----- Supplied data
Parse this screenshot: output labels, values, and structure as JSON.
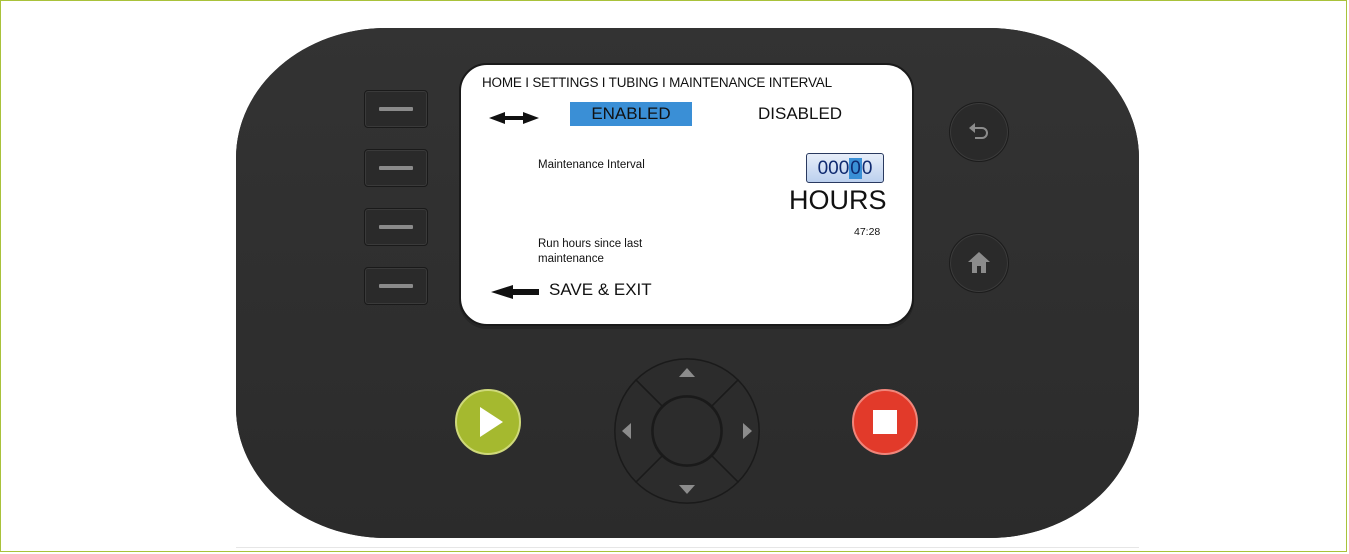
{
  "screen": {
    "breadcrumb": "HOME I SETTINGS I TUBING I MAINTENANCE INTERVAL",
    "option_enabled": "ENABLED",
    "option_disabled": "DISABLED",
    "maintenance_label": "Maintenance Interval",
    "hours_value_prefix": "000",
    "hours_value_selected": "0",
    "hours_value_suffix": "0",
    "hours_unit": "HOURS",
    "run_hours_value": "47:28",
    "run_hours_label": "Run hours since last maintenance",
    "save_exit": "SAVE & EXIT"
  },
  "device": {
    "soft_keys": 4,
    "buttons": [
      "back-icon",
      "home-icon",
      "play-icon",
      "stop-icon"
    ],
    "dpad": [
      "up-icon",
      "down-icon",
      "left-icon",
      "right-icon"
    ]
  },
  "colors": {
    "frame": "#a9c23a",
    "device_body": "#2f2f2f",
    "highlight": "#3a8fd6",
    "play": "#a5b92f",
    "stop": "#e23a2a"
  }
}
----------
Using the material above, return every line exactly as it appears, minus the pictures.

Parse this screenshot: output labels, values, and structure as JSON.
{
  "screen": {
    "breadcrumb": "HOME I SETTINGS I TUBING I MAINTENANCE INTERVAL",
    "option_enabled": "ENABLED",
    "option_disabled": "DISABLED",
    "maintenance_label": "Maintenance Interval",
    "hours_value_prefix": "000",
    "hours_value_selected": "0",
    "hours_value_suffix": "0",
    "hours_unit": "HOURS",
    "run_hours_value": "47:28",
    "run_hours_label": "Run hours since last maintenance",
    "save_exit": "SAVE & EXIT"
  },
  "device": {
    "soft_keys": 4,
    "buttons": [
      "back-icon",
      "home-icon",
      "play-icon",
      "stop-icon"
    ],
    "dpad": [
      "up-icon",
      "down-icon",
      "left-icon",
      "right-icon"
    ]
  },
  "colors": {
    "frame": "#a9c23a",
    "device_body": "#2f2f2f",
    "highlight": "#3a8fd6",
    "play": "#a5b92f",
    "stop": "#e23a2a"
  }
}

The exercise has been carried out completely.